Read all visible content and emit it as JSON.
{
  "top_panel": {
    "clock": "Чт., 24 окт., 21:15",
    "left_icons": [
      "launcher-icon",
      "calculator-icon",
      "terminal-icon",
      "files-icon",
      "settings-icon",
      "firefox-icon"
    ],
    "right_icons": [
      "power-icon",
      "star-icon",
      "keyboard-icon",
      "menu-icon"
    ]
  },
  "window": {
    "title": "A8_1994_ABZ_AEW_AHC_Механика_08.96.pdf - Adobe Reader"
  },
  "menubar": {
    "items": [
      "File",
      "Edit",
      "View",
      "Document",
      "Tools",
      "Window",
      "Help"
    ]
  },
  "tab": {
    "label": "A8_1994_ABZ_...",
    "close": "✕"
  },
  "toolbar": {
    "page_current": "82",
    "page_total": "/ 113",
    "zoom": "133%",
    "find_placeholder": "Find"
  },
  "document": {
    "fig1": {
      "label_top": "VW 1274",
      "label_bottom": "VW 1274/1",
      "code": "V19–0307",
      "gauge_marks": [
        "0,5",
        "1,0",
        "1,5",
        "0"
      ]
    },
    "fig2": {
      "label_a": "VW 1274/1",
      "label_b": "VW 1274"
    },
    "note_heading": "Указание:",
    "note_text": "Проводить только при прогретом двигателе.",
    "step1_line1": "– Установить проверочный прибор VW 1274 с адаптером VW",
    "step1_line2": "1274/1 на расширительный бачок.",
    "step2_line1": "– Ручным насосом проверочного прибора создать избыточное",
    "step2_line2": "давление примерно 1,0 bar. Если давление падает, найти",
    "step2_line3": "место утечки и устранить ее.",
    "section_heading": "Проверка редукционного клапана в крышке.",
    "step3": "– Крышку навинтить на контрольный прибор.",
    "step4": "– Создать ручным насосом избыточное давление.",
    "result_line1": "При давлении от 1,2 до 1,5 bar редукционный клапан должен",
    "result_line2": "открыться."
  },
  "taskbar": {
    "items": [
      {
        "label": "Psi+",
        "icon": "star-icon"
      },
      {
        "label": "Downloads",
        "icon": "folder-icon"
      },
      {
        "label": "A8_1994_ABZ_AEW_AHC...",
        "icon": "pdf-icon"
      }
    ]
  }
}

★ ★ ★ ★

#### [EXERCISE AIM]
All of the data needs to be reproduced exactly, with no line missing.

#### [SOLUTION TO THE PROBLEM]
Read all visible content and emit it as JSON.
{
  "top_panel": {
    "clock": "Чт., 24 окт., 21:15",
    "left_icons": [
      "launcher-icon",
      "calculator-icon",
      "terminal-icon",
      "files-icon",
      "settings-icon",
      "firefox-icon"
    ],
    "right_icons": [
      "power-icon",
      "star-icon",
      "keyboard-icon",
      "menu-icon"
    ]
  },
  "window": {
    "title": "A8_1994_ABZ_AEW_AHC_Механика_08.96.pdf - Adobe Reader"
  },
  "menubar": {
    "items": [
      "File",
      "Edit",
      "View",
      "Document",
      "Tools",
      "Window",
      "Help"
    ]
  },
  "tab": {
    "label": "A8_1994_ABZ_...",
    "close": "✕"
  },
  "toolbar": {
    "page_current": "82",
    "page_total": "/ 113",
    "zoom": "133%",
    "find_placeholder": "Find"
  },
  "document": {
    "fig1": {
      "label_top": "VW 1274",
      "label_bottom": "VW 1274/1",
      "code": "V19–0307",
      "gauge_marks": [
        "0,5",
        "1,0",
        "1,5",
        "0"
      ]
    },
    "fig2": {
      "label_a": "VW 1274/1",
      "label_b": "VW 1274"
    },
    "note_heading": "Указание:",
    "note_text": "Проводить только при прогретом двигателе.",
    "step1_line1": "– Установить проверочный прибор VW 1274 с адаптером VW",
    "step1_line2": "1274/1 на расширительный бачок.",
    "step2_line1": "– Ручным насосом проверочного прибора создать избыточное",
    "step2_line2": "давление примерно 1,0 bar. Если давление падает, найти",
    "step2_line3": "место утечки и устранить ее.",
    "section_heading": "Проверка редукционного клапана в крышке.",
    "step3": "– Крышку навинтить на контрольный прибор.",
    "step4": "– Создать ручным насосом избыточное давление.",
    "result_line1": "При давлении от 1,2 до 1,5 bar редукционный клапан должен",
    "result_line2": "открыться."
  },
  "taskbar": {
    "items": [
      {
        "label": "Psi+",
        "icon": "star-icon"
      },
      {
        "label": "Downloads",
        "icon": "folder-icon"
      },
      {
        "label": "A8_1994_ABZ_AEW_AHC...",
        "icon": "pdf-icon"
      }
    ]
  }
}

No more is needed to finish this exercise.